**Description of the task**
Set down each line of the material that follows, exactly, with no pictures.

★ ★ ★ ★ ★

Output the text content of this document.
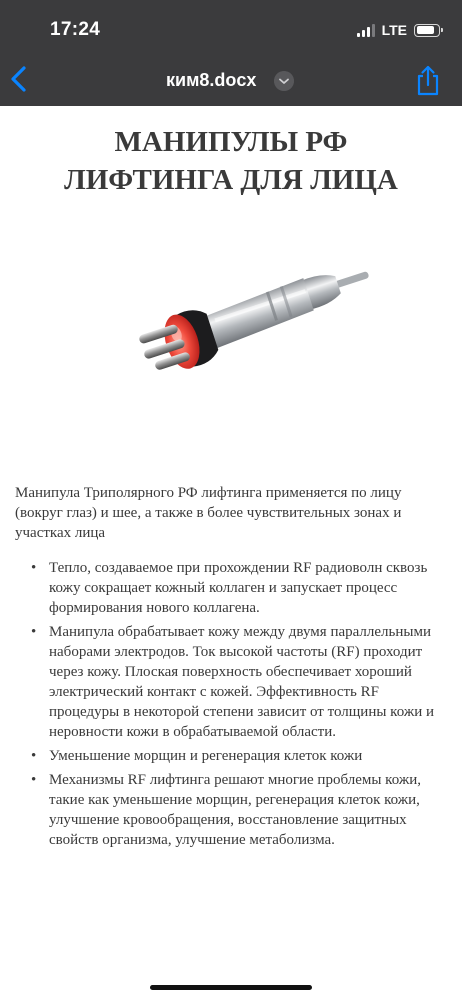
17:24	LTE
ким8.docx
МАНИПУЛЫ РФ
ЛИФТИНГА ДЛЯ ЛИЦА

Манипула Триполярного РФ лифтинга применяется по лицу (вокруг глаз) и шее, а также в более чувствительных зонах и участках лица

• Тепло, создаваемое при прохождении RF радиоволн сквозь кожу сокращает кожный коллаген и запускает процесс формирования нового коллагена.
• Манипула обрабатывает кожу между двумя параллельными наборами электродов. Ток высокой частоты (RF) проходит через кожу. Плоская поверхность обеспечивает хороший электрический контакт с кожей. Эффективность RF процедуры в некоторой степени зависит от толщины кожи и неровности кожи в обрабатываемой области.
• Уменьшение морщин и регенерация клеток кожи
• Механизмы RF лифтинга решают многие проблемы кожи, такие как уменьшение морщин, регенерация клеток кожи, улучшение кровообращения, восстановление защитных свойств организма, улучшение метаболизма.
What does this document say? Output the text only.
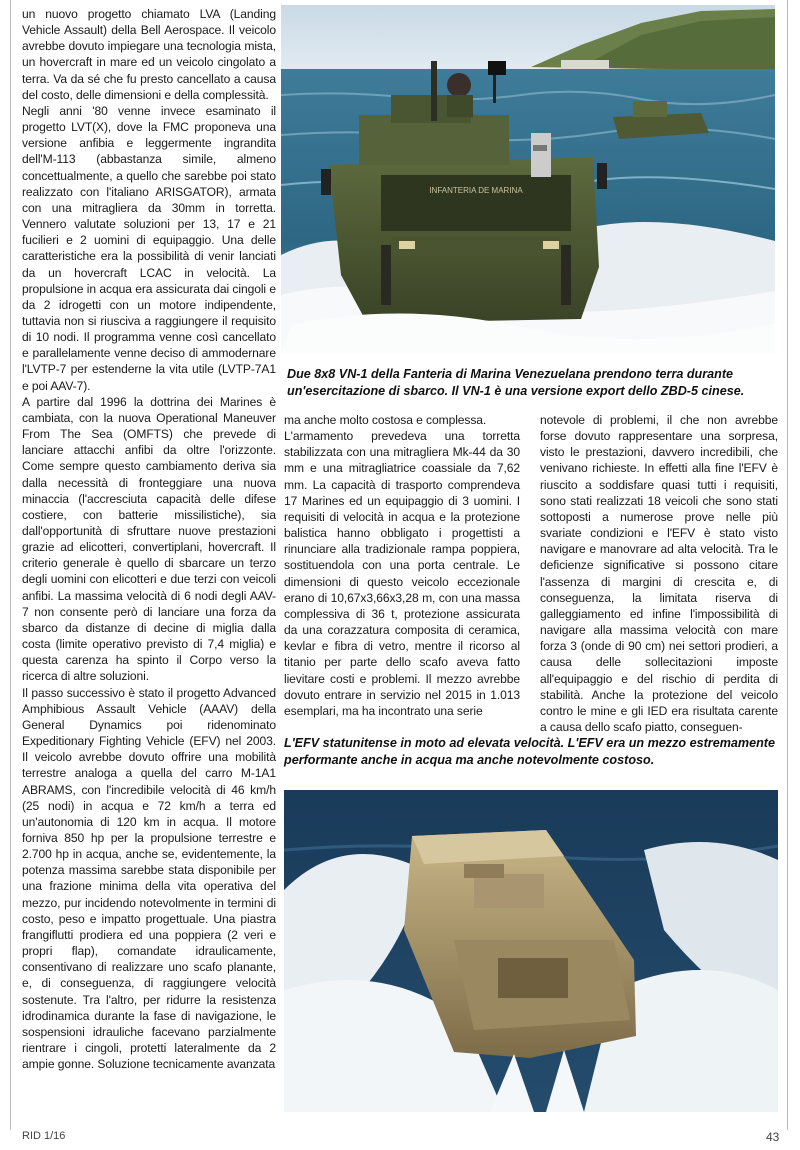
un nuovo progetto chiamato LVA (Landing Vehicle Assault) della Bell Aerospace. Il veicolo avrebbe dovuto impiegare una tecnologia mista, un hovercraft in mare ed un veicolo cingolato a terra. Va da sé che fu presto cancellato a causa del costo, delle dimensioni e della complessità.

Negli anni '80 venne invece esaminato il progetto LVT(X), dove la FMC proponeva una versione anfibia e leggermente ingrandita dell'M-113 (abbastanza simile, almeno concettualmente, a quello che sarebbe poi stato realizzato con l'italiano ARISGATOR), armata con una mitragliera da 30mm in torretta. Vennero valutate soluzioni per 13, 17 e 21 fucilieri e 2 uomini di equipaggio. Una delle caratteristiche era la possibilità di venir lanciati da un hovercraft LCAC in velocità. La propulsione in acqua era assicurata dai cingoli e da 2 idrogetti con un motore indipendente, tuttavia non si riusciva a raggiungere il requisito di 10 nodi. Il programma venne così cancellato e parallelamente venne deciso di ammodernare l'LVTP-7 per estenderne la vita utile (LVTP-7A1 e poi AAV-7).

A partire dal 1996 la dottrina dei Marines è cambiata, con la nuova Operational Maneuver From The Sea (OMFTS) che prevede di lanciare attacchi anfibi da oltre l'orizzonte. Come sempre questo cambiamento deriva sia dalla necessità di fronteggiare una nuova minaccia (l'accresciuta capacità delle difese costiere, con batterie missilistiche), sia dall'opportunità di sfruttare nuove prestazioni grazie ad elicotteri, convertiplani, hovercraft. Il criterio generale è quello di sbarcare un terzo degli uomini con elicotteri e due terzi con veicoli anfibi. La massima velocità di 6 nodi degli AAV-7 non consente però di lanciare una forza da sbarco da distanze di decine di miglia dalla costa (limite operativo previsto di 7,4 miglia) e questa carenza ha spinto il Corpo verso la ricerca di altre soluzioni.

Il passo successivo è stato il progetto Advanced Amphibious Assault Vehicle (AAAV) della General Dynamics poi ridenominato Expeditionary Fighting Vehicle (EFV) nel 2003. Il veicolo avrebbe dovuto offrire una mobilità terrestre analoga a quella del carro M-1A1 ABRAMS, con l'incredibile velocità di 46 km/h (25 nodi) in acqua e 72 km/h a terra ed un'autonomia di 120 km in acqua. Il motore forniva 850 hp per la propulsione terrestre e 2.700 hp in acqua, anche se, evidentemente, la potenza massima sarebbe stata disponibile per una frazione minima della vita operativa del mezzo, pur incidendo notevolmente in termini di costo, peso e impatto progettuale. Una piastra frangiflutti prodiera ed una poppiera (2 veri e propri flap), comandate idraulicamente, consentivano di realizzare uno scafo planante, e, di conseguenza, di raggiungere velocità sostenute. Tra l'altro, per ridurre la resistenza idrodinamica durante la fase di navigazione, le sospensioni idrauliche facevano parzialmente rientrare i cingoli, protetti lateralmente da 2 ampie gonne. Soluzione tecnicamente avanzata

INFANTERIA DE MARINA
Due 8x8 VN-1 della Fanteria di Marina Venezuelana prendono terra durante un'esercitazione di sbarco. Il VN-1 è una versione export dello ZBD-5 cinese.

ma anche molto costosa e complessa.

L'armamento prevedeva una torretta stabilizzata con una mitragliera Mk-44 da 30 mm e una mitragliatrice coassiale da 7,62 mm. La capacità di trasporto comprendeva 17 Marines ed un equipaggio di 3 uomini. I requisiti di velocità in acqua e la protezione balistica hanno obbligato i progettisti a rinunciare alla tradizionale rampa poppiera, sostituendola con una porta centrale. Le dimensioni di questo veicolo eccezionale erano di 10,67x3,66x3,28 m, con una massa complessiva di 36 t, protezione assicurata da una corazzatura composita di ceramica, kevlar e fibra di vetro, mentre il ricorso al titanio per parte dello scafo aveva fatto lievitare costi e problemi. Il mezzo avrebbe dovuto entrare in servizio nel 2015 in 1.013 esemplari, ma ha incontrato una serie

notevole di problemi, il che non avrebbe forse dovuto rappresentare una sorpresa, visto le prestazioni, davvero incredibili, che venivano richieste. In effetti alla fine l'EFV è riuscito a soddisfare quasi tutti i requisiti, sono stati realizzati 18 veicoli che sono stati sottoposti a numerose prove nelle più svariate condizioni e l'EFV è stato visto navigare e manovrare ad alta velocità. Tra le deficienze significative si possono citare l'assenza di margini di crescita e, di conseguenza, la limitata riserva di galleggiamento ed infine l'impossibilità di navigare alla massima velocità con mare forza 3 (onde di 90 cm) nei settori prodieri, a causa delle sollecitazioni imposte all'equipaggio e del rischio di perdita di stabilità. Anche la protezione del veicolo contro le mine e gli IED era risultata carente a causa dello scafo piatto, conseguen-

L'EFV statunitense in moto ad elevata velocità. L'EFV era un mezzo estremamente performante anche in acqua ma anche notevolmente costoso.
RID 1/16	43
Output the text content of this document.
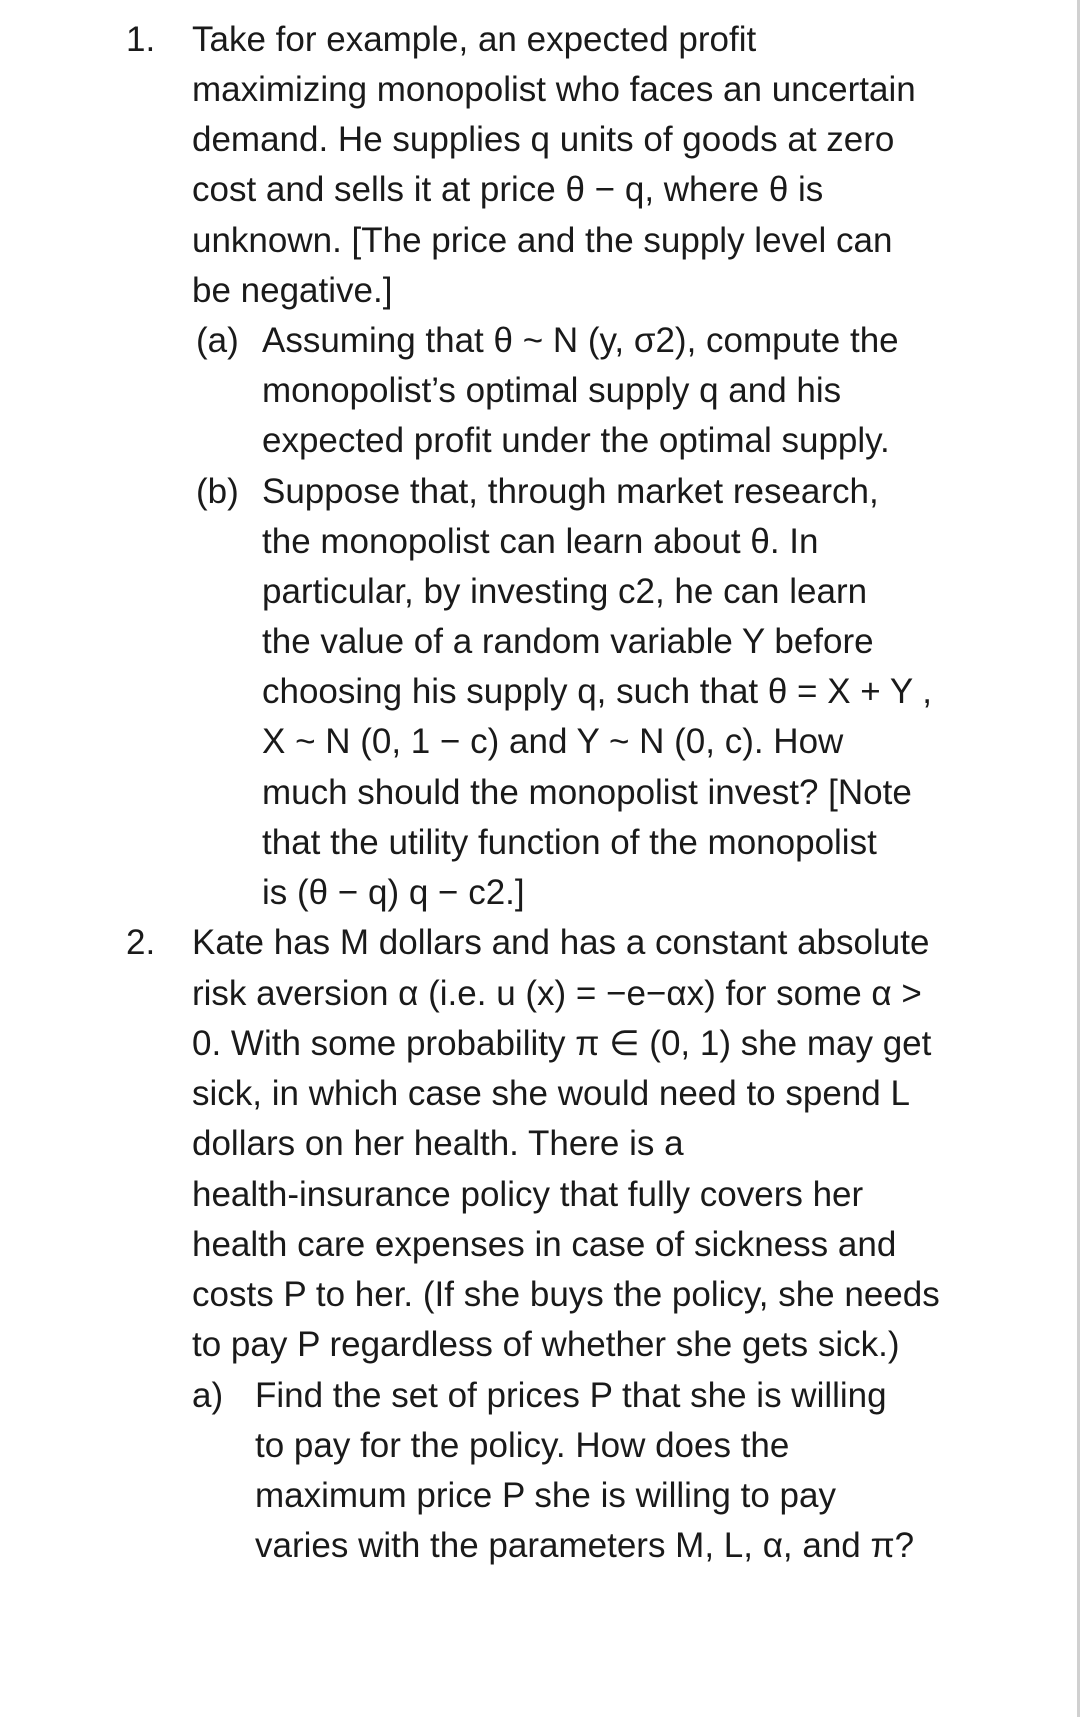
1. Take for example, an expected profit
maximizing monopolist who faces an uncertain
demand. He supplies q units of goods at zero
cost and sells it at price θ − q, where θ is
unknown. [The price and the supply level can
be negative.]
(a) Assuming that θ ~ N (y, σ2), compute the
monopolist’s optimal supply q and his
expected profit under the optimal supply.
(b) Suppose that, through market research,
the monopolist can learn about θ. In
particular, by investing c2, he can learn
the value of a random variable Y before
choosing his supply q, such that θ = X + Y ,
X ~ N (0, 1 − c) and Y ~ N (0, c). How
much should the monopolist invest? [Note
that the utility function of the monopolist
is (θ − q) q − c2.]
2. Kate has M dollars and has a constant absolute
risk aversion α (i.e. u (x) = −e−αx) for some α >
0. With some probability π ∈ (0, 1) she may get
sick, in which case she would need to spend L
dollars on her health. There is a
health-insurance policy that fully covers her
health care expenses in case of sickness and
costs P to her. (If she buys the policy, she needs
to pay P regardless of whether she gets sick.)
a) Find the set of prices P that she is willing
to pay for the policy. How does the
maximum price P she is willing to pay
varies with the parameters M, L, α, and π?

★ ★ ★ ★ ★

**Solution for this task**
Output the text content of this document.
17:24	LTE
ким8.docx
МАНИПУЛЫ РФ
ЛИФТИНГА ДЛЯ ЛИЦА

Манипула Триполярного РФ лифтинга применяется по лицу (вокруг глаз) и шее, а также в более чувствительных зонах и участках лица

• Тепло, создаваемое при прохождении RF радиоволн сквозь кожу сокращает кожный коллаген и запускает процесс формирования нового коллагена.
• Манипула обрабатывает кожу между двумя параллельными наборами электродов. Ток высокой частоты (RF) проходит через кожу. Плоская поверхность обеспечивает хороший электрический контакт с кожей. Эффективность RF процедуры в некоторой степени зависит от толщины кожи и неровности кожи в обрабатываемой области.
• Уменьшение морщин и регенерация клеток кожи
• Механизмы RF лифтинга решают многие проблемы кожи, такие как уменьшение морщин, регенерация клеток кожи, улучшение кровообращения, восстановление защитных свойств организма, улучшение метаболизма.
What does this document say? Output the text only.
un nuovo progetto chiamato LVA (Landing Vehicle Assault) della Bell Aerospace. Il veicolo avrebbe dovuto impiegare una tecnologia mista, un hovercraft in mare ed un veicolo cingolato a terra. Va da sé che fu presto cancellato a causa del costo, delle dimensioni e della complessità.

Negli anni '80 venne invece esaminato il progetto LVT(X), dove la FMC proponeva una versione anfibia e leggermente ingrandita dell'M-113 (abbastanza simile, almeno concettualmente, a quello che sarebbe poi stato realizzato con l'italiano ARISGATOR), armata con una mitragliera da 30mm in torretta. Vennero valutate soluzioni per 13, 17 e 21 fucilieri e 2 uomini di equipaggio. Una delle caratteristiche era la possibilità di venir lanciati da un hovercraft LCAC in velocità. La propulsione in acqua era assicurata dai cingoli e da 2 idrogetti con un motore indipendente, tuttavia non si riusciva a raggiungere il requisito di 10 nodi. Il programma venne così cancellato e parallelamente venne deciso di ammodernare l'LVTP-7 per estenderne la vita utile (LVTP-7A1 e poi AAV-7).

A partire dal 1996 la dottrina dei Marines è cambiata, con la nuova Operational Maneuver From The Sea (OMFTS) che prevede di lanciare attacchi anfibi da oltre l'orizzonte. Come sempre questo cambiamento deriva sia dalla necessità di fronteggiare una nuova minaccia (l'accresciuta capacità delle difese costiere, con batterie missilistiche), sia dall'opportunità di sfruttare nuove prestazioni grazie ad elicotteri, convertiplani, hovercraft. Il criterio generale è quello di sbarcare un terzo degli uomini con elicotteri e due terzi con veicoli anfibi. La massima velocità di 6 nodi degli AAV-7 non consente però di lanciare una forza da sbarco da distanze di decine di miglia dalla costa (limite operativo previsto di 7,4 miglia) e questa carenza ha spinto il Corpo verso la ricerca di altre soluzioni.

Il passo successivo è stato il progetto Advanced Amphibious Assault Vehicle (AAAV) della General Dynamics poi ridenominato Expeditionary Fighting Vehicle (EFV) nel 2003. Il veicolo avrebbe dovuto offrire una mobilità terrestre analoga a quella del carro M-1A1 ABRAMS, con l'incredibile velocità di 46 km/h (25 nodi) in acqua e 72 km/h a terra ed un'autonomia di 120 km in acqua. Il motore forniva 850 hp per la propulsione terrestre e 2.700 hp in acqua, anche se, evidentemente, la potenza massima sarebbe stata disponibile per una frazione minima della vita operativa del mezzo, pur incidendo notevolmente in termini di costo, peso e impatto progettuale. Una piastra frangiflutti prodiera ed una poppiera (2 veri e propri flap), comandate idraulicamente, consentivano di realizzare uno scafo planante, e, di conseguenza, di raggiungere velocità sostenute. Tra l'altro, per ridurre la resistenza idrodinamica durante la fase di navigazione, le sospensioni idrauliche facevano parzialmente rientrare i cingoli, protetti lateralmente da 2 ampie gonne. Soluzione tecnicamente avanzata

INFANTERIA DE MARINA
Due 8x8 VN-1 della Fanteria di Marina Venezuelana prendono terra durante un'esercitazione di sbarco. Il VN-1 è una versione export dello ZBD-5 cinese.

ma anche molto costosa e complessa.

L'armamento prevedeva una torretta stabilizzata con una mitragliera Mk-44 da 30 mm e una mitragliatrice coassiale da 7,62 mm. La capacità di trasporto comprendeva 17 Marines ed un equipaggio di 3 uomini. I requisiti di velocità in acqua e la protezione balistica hanno obbligato i progettisti a rinunciare alla tradizionale rampa poppiera, sostituendola con una porta centrale. Le dimensioni di questo veicolo eccezionale erano di 10,67x3,66x3,28 m, con una massa complessiva di 36 t, protezione assicurata da una corazzatura composita di ceramica, kevlar e fibra di vetro, mentre il ricorso al titanio per parte dello scafo aveva fatto lievitare costi e problemi. Il mezzo avrebbe dovuto entrare in servizio nel 2015 in 1.013 esemplari, ma ha incontrato una serie

notevole di problemi, il che non avrebbe forse dovuto rappresentare una sorpresa, visto le prestazioni, davvero incredibili, che venivano richieste. In effetti alla fine l'EFV è riuscito a soddisfare quasi tutti i requisiti, sono stati realizzati 18 veicoli che sono stati sottoposti a numerose prove nelle più svariate condizioni e l'EFV è stato visto navigare e manovrare ad alta velocità. Tra le deficienze significative si possono citare l'assenza di margini di crescita e, di conseguenza, la limitata riserva di galleggiamento ed infine l'impossibilità di navigare alla massima velocità con mare forza 3 (onde di 90 cm) nei settori prodieri, a causa delle sollecitazioni imposte all'equipaggio e del rischio di perdita di stabilità. Anche la protezione del veicolo contro le mine e gli IED era risultata carente a causa dello scafo piatto, conseguen-

L'EFV statunitense in moto ad elevata velocità. L'EFV era un mezzo estremamente performante anche in acqua ma anche notevolmente costoso.
RID 1/16	43
Output the text content of this document.
1. Take for example, an expected profit
maximizing monopolist who faces an uncertain
demand. He supplies q units of goods at zero
cost and sells it at price θ − q, where θ is
unknown. [The price and the supply level can
be negative.]
(a) Assuming that θ ~ N (y, σ2), compute the
monopolist’s optimal supply q and his
expected profit under the optimal supply.
(b) Suppose that, through market research,
the monopolist can learn about θ. In
particular, by investing c2, he can learn
the value of a random variable Y before
choosing his supply q, such that θ = X + Y ,
X ~ N (0, 1 − c) and Y ~ N (0, c). How
much should the monopolist invest? [Note
that the utility function of the monopolist
is (θ − q) q − c2.]
2. Kate has M dollars and has a constant absolute
risk aversion α (i.e. u (x) = −e−αx) for some α >
0. With some probability π ∈ (0, 1) she may get
sick, in which case she would need to spend L
dollars on her health. There is a
health-insurance policy that fully covers her
health care expenses in case of sickness and
costs P to her. (If she buys the policy, she needs
to pay P regardless of whether she gets sick.)
a) Find the set of prices P that she is willing
to pay for the policy. How does the
maximum price P she is willing to pay
varies with the parameters M, L, α, and π?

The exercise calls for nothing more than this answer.